EXERCISE DIRECTIONS.
Report back each line of the records that contains the string "Solo".

--- START OF SUPPLIED RECORDS ---

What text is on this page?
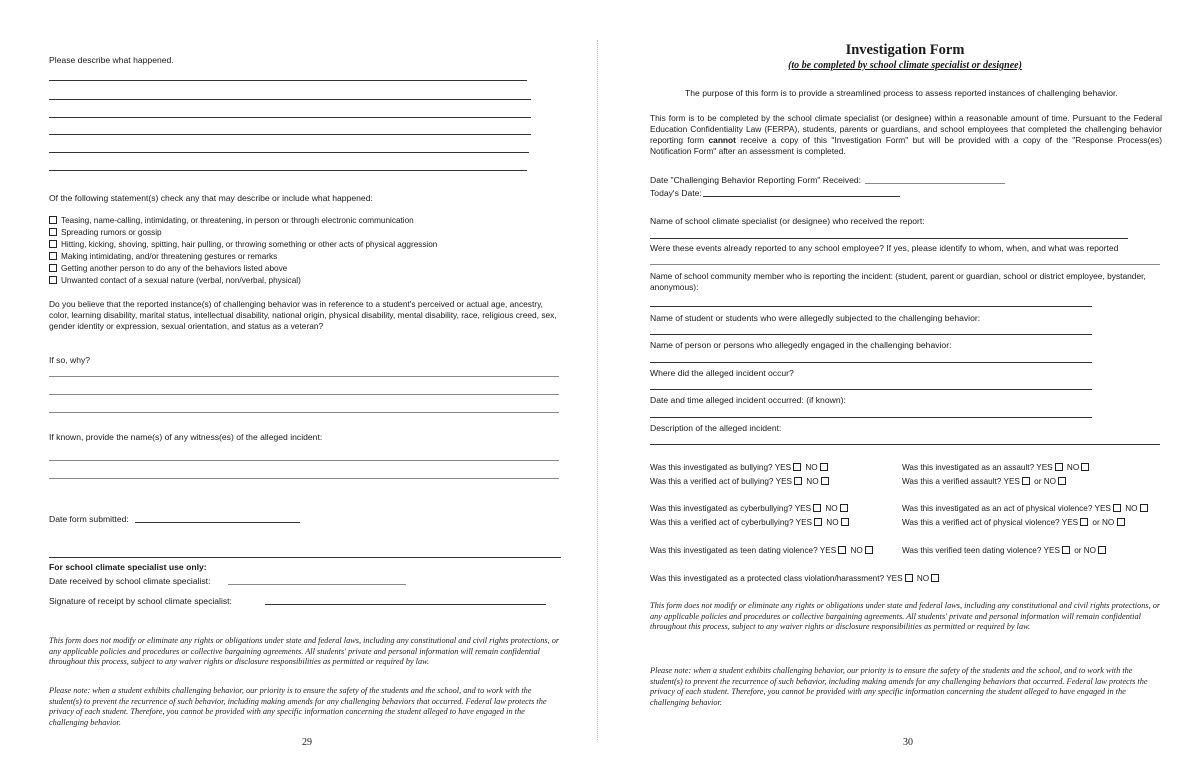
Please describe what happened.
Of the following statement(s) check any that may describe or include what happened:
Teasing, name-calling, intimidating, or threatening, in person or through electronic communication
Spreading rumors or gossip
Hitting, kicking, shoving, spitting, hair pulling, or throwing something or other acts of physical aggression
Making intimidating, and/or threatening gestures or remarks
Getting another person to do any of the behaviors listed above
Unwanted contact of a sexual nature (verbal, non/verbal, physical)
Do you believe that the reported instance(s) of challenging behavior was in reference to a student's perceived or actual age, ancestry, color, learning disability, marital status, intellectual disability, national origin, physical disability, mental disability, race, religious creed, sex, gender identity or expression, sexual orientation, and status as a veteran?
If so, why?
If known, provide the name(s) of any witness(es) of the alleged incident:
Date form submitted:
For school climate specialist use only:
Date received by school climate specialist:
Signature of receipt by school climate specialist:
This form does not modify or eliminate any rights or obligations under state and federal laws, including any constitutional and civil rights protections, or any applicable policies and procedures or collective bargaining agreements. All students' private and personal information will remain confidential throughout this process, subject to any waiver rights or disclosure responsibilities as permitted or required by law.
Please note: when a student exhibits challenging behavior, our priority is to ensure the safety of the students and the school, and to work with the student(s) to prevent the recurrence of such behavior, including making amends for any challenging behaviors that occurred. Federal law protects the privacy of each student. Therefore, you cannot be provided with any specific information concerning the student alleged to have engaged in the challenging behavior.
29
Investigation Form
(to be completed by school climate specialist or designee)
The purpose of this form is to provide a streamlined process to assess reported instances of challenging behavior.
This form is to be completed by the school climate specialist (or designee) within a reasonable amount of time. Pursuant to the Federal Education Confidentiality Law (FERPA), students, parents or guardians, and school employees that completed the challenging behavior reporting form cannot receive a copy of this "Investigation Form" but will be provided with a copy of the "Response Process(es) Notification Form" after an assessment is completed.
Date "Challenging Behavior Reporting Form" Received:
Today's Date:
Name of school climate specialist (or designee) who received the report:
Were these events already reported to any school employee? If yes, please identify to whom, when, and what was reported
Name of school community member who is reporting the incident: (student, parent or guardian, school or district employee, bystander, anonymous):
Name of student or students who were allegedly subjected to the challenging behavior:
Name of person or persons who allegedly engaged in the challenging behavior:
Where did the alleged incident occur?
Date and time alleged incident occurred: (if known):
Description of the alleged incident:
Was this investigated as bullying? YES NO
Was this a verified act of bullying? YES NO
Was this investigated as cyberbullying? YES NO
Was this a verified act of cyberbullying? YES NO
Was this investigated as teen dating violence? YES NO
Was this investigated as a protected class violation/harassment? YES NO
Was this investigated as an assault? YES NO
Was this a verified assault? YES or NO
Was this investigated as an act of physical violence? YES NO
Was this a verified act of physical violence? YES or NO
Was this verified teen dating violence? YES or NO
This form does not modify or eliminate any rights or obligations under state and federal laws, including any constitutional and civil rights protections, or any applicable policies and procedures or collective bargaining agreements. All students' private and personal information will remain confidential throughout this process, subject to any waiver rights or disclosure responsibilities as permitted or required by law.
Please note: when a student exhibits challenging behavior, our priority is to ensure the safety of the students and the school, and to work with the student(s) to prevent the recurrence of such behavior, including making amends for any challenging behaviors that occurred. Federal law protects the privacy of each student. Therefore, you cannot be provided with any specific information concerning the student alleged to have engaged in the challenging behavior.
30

--- END OF SUPPLIED RECORDS ---
--- START OF SUPPLIED RECORDS ---

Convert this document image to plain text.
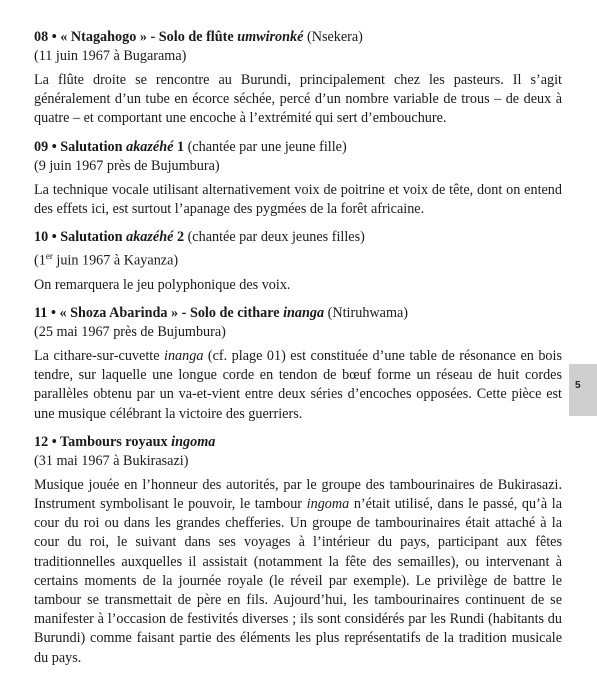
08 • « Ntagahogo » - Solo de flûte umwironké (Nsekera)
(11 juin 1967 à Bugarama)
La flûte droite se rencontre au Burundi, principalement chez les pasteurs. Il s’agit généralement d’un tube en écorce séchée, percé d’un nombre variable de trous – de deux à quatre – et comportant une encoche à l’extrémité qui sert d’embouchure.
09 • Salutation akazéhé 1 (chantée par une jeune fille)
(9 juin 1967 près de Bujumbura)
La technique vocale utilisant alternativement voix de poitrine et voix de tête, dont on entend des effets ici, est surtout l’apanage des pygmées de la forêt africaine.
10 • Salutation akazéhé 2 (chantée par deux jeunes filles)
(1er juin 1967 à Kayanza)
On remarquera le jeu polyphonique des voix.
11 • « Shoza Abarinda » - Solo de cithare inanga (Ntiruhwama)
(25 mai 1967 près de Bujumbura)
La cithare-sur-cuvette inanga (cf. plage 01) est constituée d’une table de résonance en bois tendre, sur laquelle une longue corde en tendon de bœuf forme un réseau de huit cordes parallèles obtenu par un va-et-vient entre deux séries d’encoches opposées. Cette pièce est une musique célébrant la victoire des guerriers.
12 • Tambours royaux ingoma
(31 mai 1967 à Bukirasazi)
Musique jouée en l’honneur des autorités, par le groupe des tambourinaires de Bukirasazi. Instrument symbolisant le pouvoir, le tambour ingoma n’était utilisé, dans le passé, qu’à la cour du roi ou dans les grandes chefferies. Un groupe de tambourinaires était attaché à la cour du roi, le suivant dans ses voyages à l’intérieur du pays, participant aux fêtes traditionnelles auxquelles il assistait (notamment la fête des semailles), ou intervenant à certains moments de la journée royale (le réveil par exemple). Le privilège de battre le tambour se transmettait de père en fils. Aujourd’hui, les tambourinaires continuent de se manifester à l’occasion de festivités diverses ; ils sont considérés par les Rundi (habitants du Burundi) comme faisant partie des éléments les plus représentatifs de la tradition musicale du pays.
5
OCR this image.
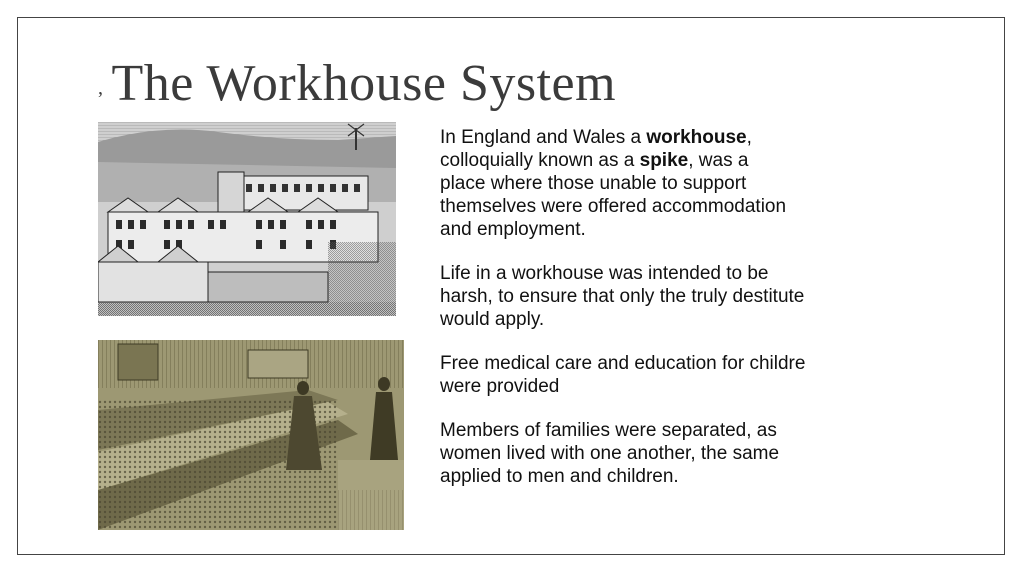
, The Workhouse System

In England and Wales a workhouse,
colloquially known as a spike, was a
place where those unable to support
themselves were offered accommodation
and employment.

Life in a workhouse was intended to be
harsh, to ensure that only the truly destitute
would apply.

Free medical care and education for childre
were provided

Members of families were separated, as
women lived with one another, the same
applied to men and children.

--- END OF SUPPLIED RECORDS ---

FINISHED EXERCISE.
08 • « Ntagahogo » - Solo de flûte umwironké (Nsekera)
11 • « Shoza Abarinda » - Solo de cithare inanga (Ntiruhwama)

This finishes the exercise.